*Directions:* Copy out the listing that follows exactly, dropping every picture.
((
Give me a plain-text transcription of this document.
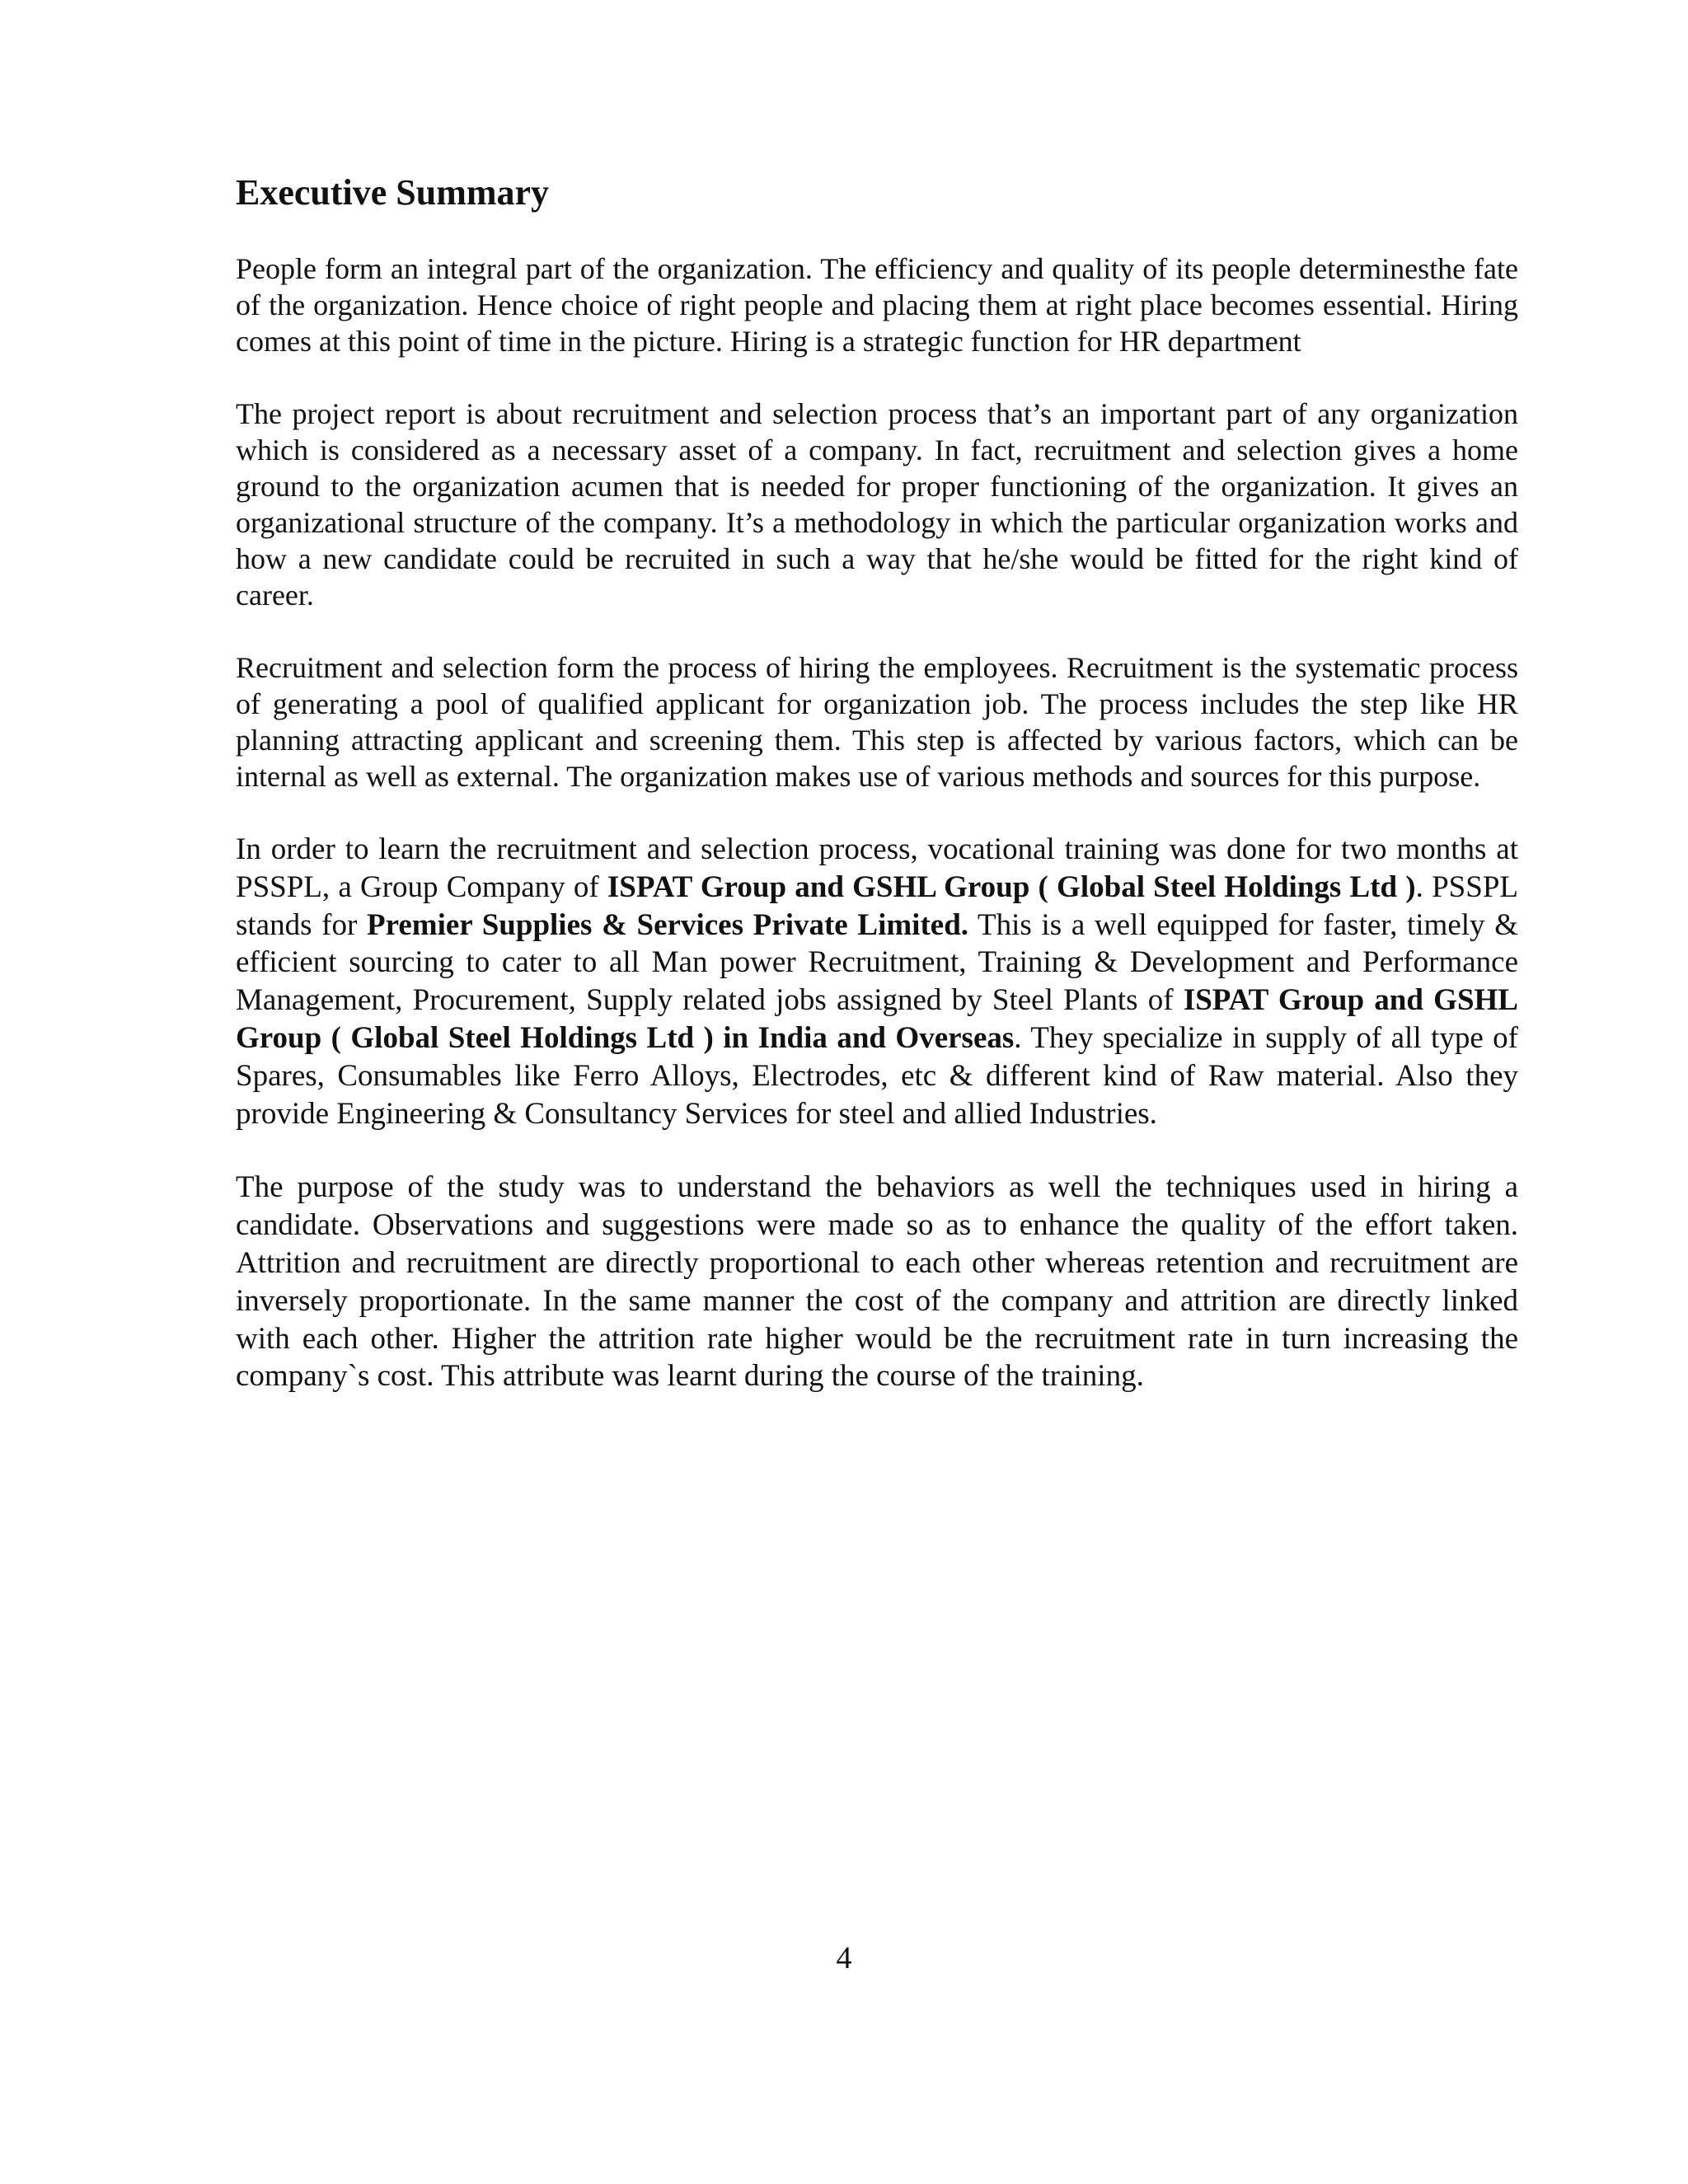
Executive Summary

People form an integral part of the organization. The efficiency and quality of its people determinesthe fate of the organization. Hence choice of right people and placing them at right place becomes essential. Hiring comes at this point of time in the picture. Hiring is a strategic function for HR department

The project report is about recruitment and selection process that’s an important part of any organization which is considered as a necessary asset of a company. In fact, recruitment and selection gives a home ground to the organization acumen that is needed for proper functioning of the organization. It gives an organizational structure of the company. It’s a methodology in which the particular organization works and how a new candidate could be recruited in such a way that he/she would be fitted for the right kind of career.

Recruitment and selection form the process of hiring the employees. Recruitment is the systematic process of generating a pool of qualified applicant for organization job. The process includes the step like HR planning attracting applicant and screening them. This step is affected by various factors, which can be internal as well as external. The organization makes use of various methods and sources for this purpose.

In order to learn the recruitment and selection process, vocational training was done for two months at PSSPL, a Group Company of ISPAT Group and GSHL Group ( Global Steel Holdings Ltd ). PSSPL stands for Premier Supplies & Services Private Limited. This is a well equipped for faster, timely & efficient sourcing to cater to all Man power Recruitment, Training & Development and Performance Management, Procurement, Supply related jobs assigned by Steel Plants of ISPAT Group and GSHL Group ( Global Steel Holdings Ltd ) in India and Overseas. They specialize in supply of all type of Spares, Consumables like Ferro Alloys, Electrodes, etc & different kind of Raw material. Also they provide Engineering & Consultancy Services for steel and allied Industries.

The purpose of the study was to understand the behaviors as well the techniques used in hiring a candidate. Observations and suggestions were made so as to enhance the quality of the effort taken. Attrition and recruitment are directly proportional to each other whereas retention and recruitment are inversely proportionate. In the same manner the cost of the company and attrition are directly linked with each other. Higher the attrition rate higher would be the recruitment rate in turn increasing the company`s cost. This attribute was learnt during the course of the training.

4
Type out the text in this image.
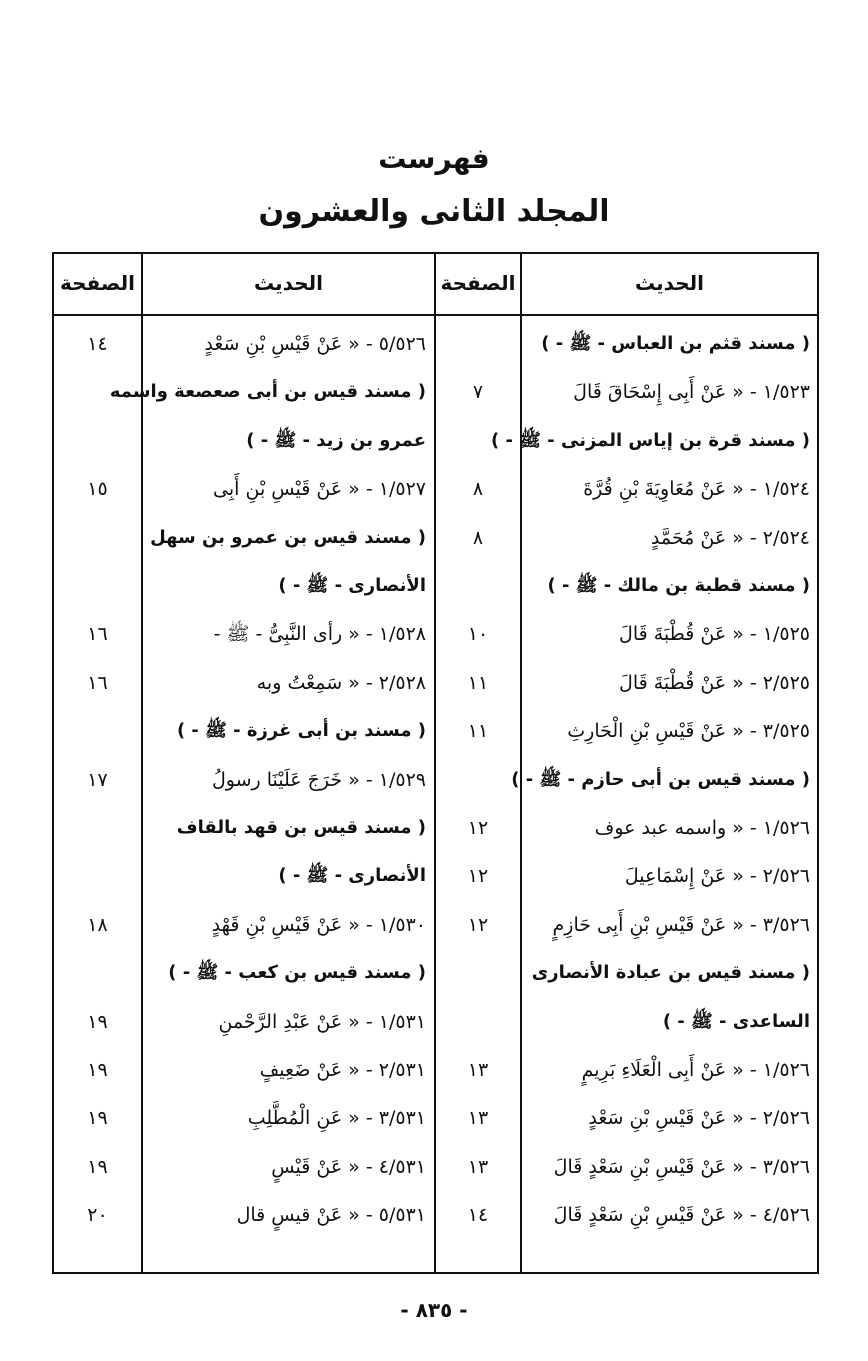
فهرست
المجلد الثانى والعشرون
الحديث
الصفحة
الحديث
الصفحة
( مسند قثم بن العباس - ﷺ - )
١/٥٢٣ - « عَنْ أَبِى إِسْحَاقَ قَالَ
٧
( مسند قرة بن إياس المزنى - ﷺ - )
١/٥٢٤ - « عَنْ مُعَاوِيَةَ بْنِ قُرَّةَ
٨
٢/٥٢٤ - « عَنْ مُحَمَّدٍ
٨
( مسند قطبة بن مالك - ﷺ - )
١/٥٢٥ - « عَنْ قُطْبَةَ قَالَ
١٠
٢/٥٢٥ - « عَنْ قُطْبَةَ قَالَ
١١
٣/٥٢٥ - « عَنْ قَيْسِ بْنِ الْحَارِثِ
١١
( مسند قيس بن أبى حازم - ﷺ - )
١/٥٢٦ - « واسمه عبد عوف
١٢
٢/٥٢٦ - « عَنْ إِسْمَاعِيلَ
١٢
٣/٥٢٦ - « عَنْ قَيْسِ بْنِ أَبِى حَازِمٍ
١٢
( مسند قيس بن عبادة الأنصارى
الساعدى - ﷺ - )
١/٥٢٦ - « عَنْ أَبِى الْعَلَاءِ بَرِيمٍ
١٣
٢/٥٢٦ - « عَنْ قَيْسِ بْنِ سَعْدٍ
١٣
٣/٥٢٦ - « عَنْ قَيْسِ بْنِ سَعْدٍ قَالَ
١٣
٤/٥٢٦ - « عَنْ قَيْسِ بْنِ سَعْدٍ قَالَ
١٤
٥/٥٢٦ - « عَنْ قَيْسِ بْنِ سَعْدٍ
١٤
( مسند قيس بن أبى صعصعة واسمه
عمرو بن زيد - ﷺ - )
١/٥٢٧ - « عَنْ قَيْسِ بْنِ أَبِى
١٥
( مسند قيس بن عمرو بن سهل
الأنصارى - ﷺ - )
١/٥٢٨ - « رأى النَّبِىُّ - ﷺ -
١٦
٢/٥٢٨ - « سَمِعْتُ وبه
١٦
( مسند بن أبى غرزة - ﷺ - )
١/٥٢٩ - « خَرَجَ عَلَيْنَا رسولُ
١٧
( مسند قيس بن قهد بالقاف
الأنصارى - ﷺ - )
١/٥٣٠ - « عَنْ قَيْسِ بْنِ قَهْدٍ
١٨
( مسند قيس بن كعب - ﷺ - )
١/٥٣١ - « عَنْ عَبْدِ الرَّحْمنِ
١٩
٢/٥٣١ - « عَنْ ضَعِيفٍ
١٩
٣/٥٣١ - « عَنِ الْمُطَّلِبِ
١٩
٤/٥٣١ - « عَنْ قَيْسٍ
١٩
٥/٥٣١ - « عَنْ قيسٍ قال
٢٠
- ٨٣٥ -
))
*Solved problem:*
Give me a plain-text transcription of this document.
Executive Summary

People form an integral part of the organization. The efficiency and quality of its people determinesthe fate of the organization. Hence choice of right people and placing them at right place becomes essential. Hiring comes at this point of time in the picture. Hiring is a strategic function for HR department

The project report is about recruitment and selection process that’s an important part of any organization which is considered as a necessary asset of a company. In fact, recruitment and selection gives a home ground to the organization acumen that is needed for proper functioning of the organization. It gives an organizational structure of the company. It’s a methodology in which the particular organization works and how a new candidate could be recruited in such a way that he/she would be fitted for the right kind of career.

Recruitment and selection form the process of hiring the employees. Recruitment is the systematic process of generating a pool of qualified applicant for organization job. The process includes the step like HR planning attracting applicant and screening them. This step is affected by various factors, which can be internal as well as external. The organization makes use of various methods and sources for this purpose.

In order to learn the recruitment and selection process, vocational training was done for two months at PSSPL, a Group Company of ISPAT Group and GSHL Group ( Global Steel Holdings Ltd ). PSSPL stands for Premier Supplies & Services Private Limited. This is a well equipped for faster, timely & efficient sourcing to cater to all Man power Recruitment, Training & Development and Performance Management, Procurement, Supply related jobs assigned by Steel Plants of ISPAT Group and GSHL Group ( Global Steel Holdings Ltd ) in India and Overseas. They specialize in supply of all type of Spares, Consumables like Ferro Alloys, Electrodes, etc & different kind of Raw material. Also they provide Engineering & Consultancy Services for steel and allied Industries.

The purpose of the study was to understand the behaviors as well the techniques used in hiring a candidate. Observations and suggestions were made so as to enhance the quality of the effort taken. Attrition and recruitment are directly proportional to each other whereas retention and recruitment are inversely proportionate. In the same manner the cost of the company and attrition are directly linked with each other. Higher the attrition rate higher would be the recruitment rate in turn increasing the company`s cost. This attribute was learnt during the course of the training.

4
Type out the text in this image.
فهرست
المجلد الثانى والعشرون
الحديث
الصفحة
الحديث
الصفحة
( مسند قثم بن العباس - ﷺ - )
١/٥٢٣ - « عَنْ أَبِى إِسْحَاقَ قَالَ
٧
( مسند قرة بن إياس المزنى - ﷺ - )
١/٥٢٤ - « عَنْ مُعَاوِيَةَ بْنِ قُرَّةَ
٨
٢/٥٢٤ - « عَنْ مُحَمَّدٍ
٨
( مسند قطبة بن مالك - ﷺ - )
١/٥٢٥ - « عَنْ قُطْبَةَ قَالَ
١٠
٢/٥٢٥ - « عَنْ قُطْبَةَ قَالَ
١١
٣/٥٢٥ - « عَنْ قَيْسِ بْنِ الْحَارِثِ
١١
( مسند قيس بن أبى حازم - ﷺ - )
١/٥٢٦ - « واسمه عبد عوف
١٢
٢/٥٢٦ - « عَنْ إِسْمَاعِيلَ
١٢
٣/٥٢٦ - « عَنْ قَيْسِ بْنِ أَبِى حَازِمٍ
١٢
( مسند قيس بن عبادة الأنصارى
الساعدى - ﷺ - )
١/٥٢٦ - « عَنْ أَبِى الْعَلَاءِ بَرِيمٍ
١٣
٢/٥٢٦ - « عَنْ قَيْسِ بْنِ سَعْدٍ
١٣
٣/٥٢٦ - « عَنْ قَيْسِ بْنِ سَعْدٍ قَالَ
١٣
٤/٥٢٦ - « عَنْ قَيْسِ بْنِ سَعْدٍ قَالَ
١٤
٥/٥٢٦ - « عَنْ قَيْسِ بْنِ سَعْدٍ
١٤
( مسند قيس بن أبى صعصعة واسمه
عمرو بن زيد - ﷺ - )
١/٥٢٧ - « عَنْ قَيْسِ بْنِ أَبِى
١٥
( مسند قيس بن عمرو بن سهل
الأنصارى - ﷺ - )
١/٥٢٨ - « رأى النَّبِىُّ - ﷺ -
١٦
٢/٥٢٨ - « سَمِعْتُ وبه
١٦
( مسند بن أبى غرزة - ﷺ - )
١/٥٢٩ - « خَرَجَ عَلَيْنَا رسولُ
١٧
( مسند قيس بن قهد بالقاف
الأنصارى - ﷺ - )
١/٥٣٠ - « عَنْ قَيْسِ بْنِ قَهْدٍ
١٨
( مسند قيس بن كعب - ﷺ - )
١/٥٣١ - « عَنْ عَبْدِ الرَّحْمنِ
١٩
٢/٥٣١ - « عَنْ ضَعِيفٍ
١٩
٣/٥٣١ - « عَنِ الْمُطَّلِبِ
١٩
٤/٥٣١ - « عَنْ قَيْسٍ
١٩
٥/٥٣١ - « عَنْ قيسٍ قال
٢٠
- ٨٣٥ -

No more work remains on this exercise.